### Material for the task
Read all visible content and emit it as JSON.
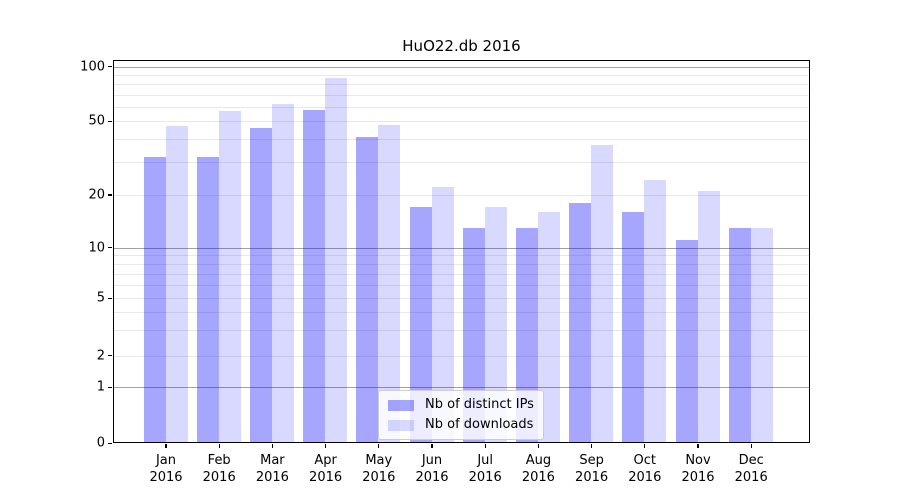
{
  "figure": {
    "title": "HuO22.db 2016"
  },
  "colors": {
    "background": "#ffffff",
    "bar_distinct_ips": "rgba(0,0,255,0.35)",
    "bar_downloads": "rgba(0,0,255,0.15)",
    "grid_major": "#a3a3a3",
    "grid_minor": "#e8e8e8",
    "spine": "#000000",
    "legend_border": "#cccccc",
    "legend_background": "rgba(255,255,255,0.8)"
  },
  "chart_data": {
    "type": "bar",
    "title": "HuO22.db 2016",
    "x": {
      "months": [
        "Jan",
        "Feb",
        "Mar",
        "Apr",
        "May",
        "Jun",
        "Jul",
        "Aug",
        "Sep",
        "Oct",
        "Nov",
        "Dec"
      ],
      "year": "2016"
    },
    "series": [
      {
        "name": "Nb of distinct IPs",
        "color": "rgba(0,0,255,0.35)",
        "values": [
          32,
          32,
          46,
          58,
          41,
          17,
          13,
          13,
          18,
          16,
          11,
          13
        ]
      },
      {
        "name": "Nb of downloads",
        "color": "rgba(0,0,255,0.15)",
        "values": [
          47,
          57,
          62,
          87,
          48,
          22,
          17,
          16,
          37,
          24,
          21,
          13
        ]
      }
    ],
    "y_axis": {
      "scale": "symlog-like (log above 1, compressed linear toward 0)",
      "tick_values": [
        0,
        1,
        2,
        5,
        10,
        20,
        50,
        100
      ],
      "anchors": [
        [
          0,
          0.0
        ],
        [
          1,
          0.146
        ],
        [
          2,
          0.228
        ],
        [
          5,
          0.378
        ],
        [
          10,
          0.51
        ],
        [
          20,
          0.648
        ],
        [
          50,
          0.84
        ],
        [
          100,
          0.983
        ]
      ],
      "major_grid_values": [
        1,
        10,
        100
      ],
      "minor_grid_values": [
        2,
        3,
        4,
        5,
        6,
        7,
        8,
        9,
        20,
        30,
        40,
        50,
        60,
        70,
        80,
        90
      ],
      "ylim": [
        0,
        108
      ]
    },
    "legend": {
      "position": "lower center",
      "entries": [
        "Nb of distinct IPs",
        "Nb of downloads"
      ]
    },
    "grid": true
  }
}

### Exercise
Identify and copy lines that hold the string "name".

### The output
        "name": "Nb of distinct IPs",
        "name": "Nb of downloads",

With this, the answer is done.